Hace unos días, Donald Trump dio la orden fascista de deportar a las
personas que no tuviesen papeles en regla y de prohibir la entrada en su país a
los nativos de otros que él considera demoniacos. Ayer, Mariano Rajoy rindió
homenaje institucional a Rita Barberá, Alcaldesa de Valencia con todos sus
concejales imputados y volvió a hacer uso de las puertas giratorias al nombrar
a Fernández de Mesa, ex director de la Guardia Civil, consejero de Red
Eléctrica, sector al que tienen querencia especial los políticos que creen que
la democracia es un sistema hecho a su imagen y semejanza para medrar, engordar
sus ingresos y patrimonio a costa del interés general. Entre tanto, la reina
Isabel II de Inglaterra y su ministra principal preparan las alfombras rojas
para recibir con todo el boato del mundo al Presidente más imbécil –ya es
difícil- de la historia de Estados Unidos.
No recurriré en esta ocasión para dar una definición acertada de Democracia
a paradigmas ideológicos más próximos a mí pensamiento, me limitaré a
reproducir en su integridad –es corto- el discurso que Lincoln pronunció el 19
de noviembre de 1863 en Gettisburg, en plena guerra civil norteamericana, un
discurso que contiene en su parte final la célebre frase que muchos aprendimos
de críos y todavía no hemos olvidado: “Hace ocho décadas y siete
años, nuestros padres hicieron nacer en este continente una nueva nación
concebida en la libertad y consagrada al principio de que todas las personas
son creadas iguales. Ahora estamos empeñados en una gran guerra civil que pone
a prueba si esta nación, o cualquier nación así concebida y así consagrada,
puede perdurar en el tiempo. Estamos reunidos en un gran campo de batalla de
esa guerra. Hemos venido a consagrar una porción de ese campo como último lugar
de descanso para aquellos que dieron aquí sus vidas para que esta nación
pudiera vivir. Es absolutamente correcto y apropiado que hagamos tal cosa.

(Tareas por realizar):
(a) ¿Puedes imprimir del texto sobre la democracia el fragmento que va desde "Hace unos días, Donald" hasta "de Estados Unidos."?
(b) ¿Cómo se traduce al inglés esta oración del texto sobre la democracia: "Estamos reunidos en un gran campo de batalla de esa guerra."?
No hace falta consultar el material.

(Material mostrado):
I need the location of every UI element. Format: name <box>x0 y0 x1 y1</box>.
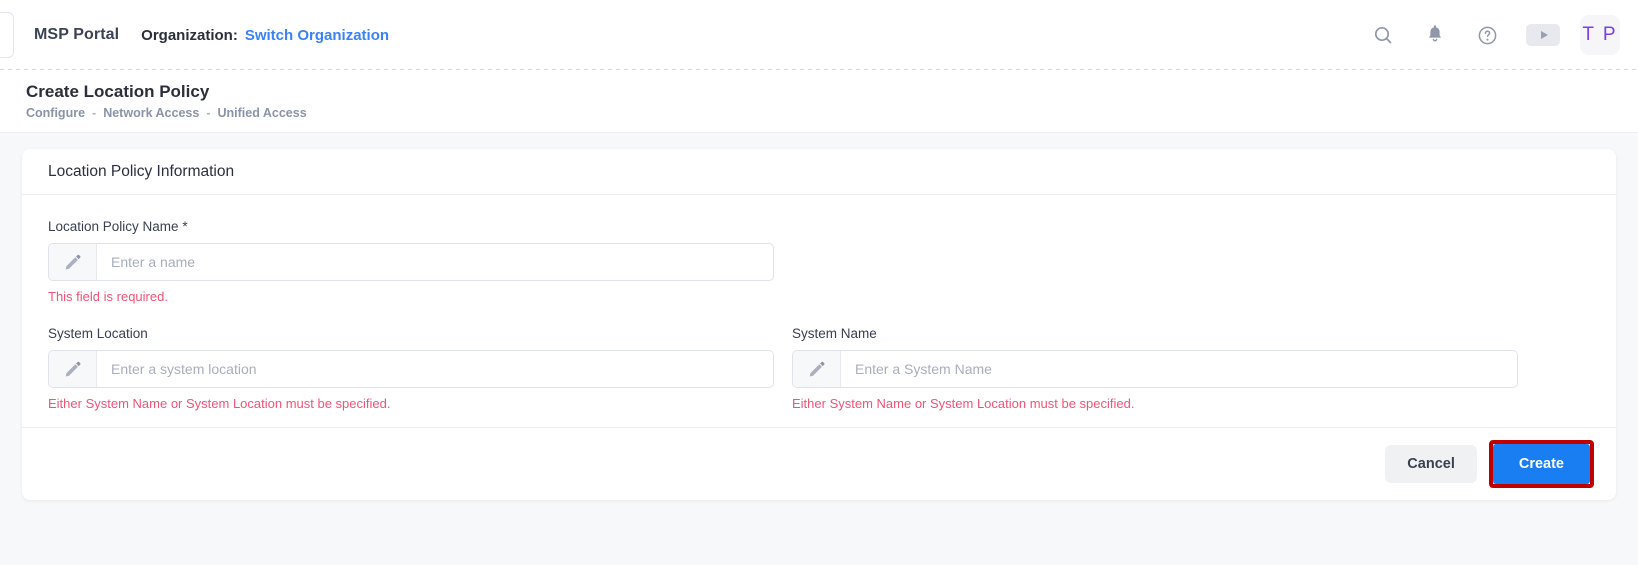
error-system-location: Either System Name or System Location mu… <box>48 396 774 411</box>
page-heading-section: Create Location Policy Configure - Netwo… <box>0 70 1638 133</box>
pencil-icon <box>49 351 97 387</box>
search-icon[interactable] <box>1370 22 1396 48</box>
location-policy-card: Location Policy Information Location Pol… <box>22 149 1616 500</box>
field-location-policy-name: Location Policy Name * This field is req… <box>48 219 774 304</box>
create-button-highlight: Create <box>1489 440 1594 488</box>
play-icon[interactable] <box>1526 24 1560 46</box>
bell-icon[interactable] <box>1422 22 1448 48</box>
organization-switcher: Organization: Switch Organization <box>141 27 389 44</box>
input-shell-location-policy-name[interactable] <box>48 243 774 281</box>
create-button[interactable]: Create <box>1493 444 1590 484</box>
card-footer: Cancel Create <box>22 427 1616 500</box>
page-title: Create Location Policy <box>26 80 1638 104</box>
label-system-name: System Name <box>792 326 1518 341</box>
avatar[interactable]: T P <box>1580 15 1620 55</box>
breadcrumb: Configure - Network Access - Unified Acc… <box>26 106 1638 120</box>
header-icon-group <box>1370 22 1560 48</box>
cancel-button[interactable]: Cancel <box>1385 445 1477 483</box>
sidebar-collapse-tab[interactable] <box>0 12 14 58</box>
play-triangle <box>1541 31 1548 39</box>
top-header-bar: MSP Portal Organization: Switch Organiza… <box>0 0 1638 70</box>
main-content: Location Policy Information Location Pol… <box>0 133 1638 565</box>
breadcrumb-item-unified-access[interactable]: Unified Access <box>218 106 307 120</box>
breadcrumb-separator-2: - <box>206 106 210 120</box>
card-header-title: Location Policy Information <box>22 149 1616 195</box>
input-shell-system-name[interactable] <box>792 350 1518 388</box>
card-body: Location Policy Name * This field is req… <box>22 195 1616 427</box>
pencil-icon <box>793 351 841 387</box>
error-system-name: Either System Name or System Location mu… <box>792 396 1518 411</box>
pencil-icon <box>49 244 97 280</box>
label-system-location: System Location <box>48 326 774 341</box>
input-system-location[interactable] <box>97 351 773 387</box>
field-system-name: System Name Either System Name or System… <box>792 326 1518 411</box>
breadcrumb-item-configure[interactable]: Configure <box>26 106 85 120</box>
input-system-name[interactable] <box>841 351 1517 387</box>
brand-title: MSP Portal <box>34 26 119 44</box>
breadcrumb-item-network-access[interactable]: Network Access <box>103 106 199 120</box>
organization-label: Organization: <box>141 27 238 44</box>
switch-organization-link[interactable]: Switch Organization <box>245 27 389 44</box>
field-system-location: System Location Either System Name or Sy… <box>48 326 774 411</box>
input-location-policy-name[interactable] <box>97 244 773 280</box>
label-location-policy-name: Location Policy Name * <box>48 219 774 234</box>
input-shell-system-location[interactable] <box>48 350 774 388</box>
help-circle-icon[interactable] <box>1474 22 1500 48</box>
error-location-policy-name: This field is required. <box>48 289 774 304</box>
breadcrumb-separator-1: - <box>92 106 96 120</box>
field-row-location-and-name: System Location Either System Name or Sy… <box>48 326 1590 411</box>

(Resultados):
(a)
Hace unos días, Donald Trump dio la orden fascista de deportar a las
personas que no tuviesen papeles en regla y de prohibir la entrada en su país a
los nativos de otros que él considera demoniacos. Ayer, Mariano Rajoy rindió
homenaje institucional a Rita Barberá, Alcaldesa de Valencia con todos sus
concejales imputados y volvió a hacer uso de las puertas giratorias al nombrar
a Fernández de Mesa, ex director de la Guardia Civil, consejero de Red
Eléctrica, sector al que tienen querencia especial los políticos que creen que
la democracia es un sistema hecho a su imagen y semejanza para medrar, engordar
sus ingresos y patrimonio a costa del interés general. Entre tanto, la reina
Isabel II de Inglaterra y su ministra principal preparan las alfombras rojas
para recibir con todo el boato del mundo al Presidente más imbécil –ya es
difícil- de la historia de Estados Unidos.

(b) We are gathered on a great battlefield of that war.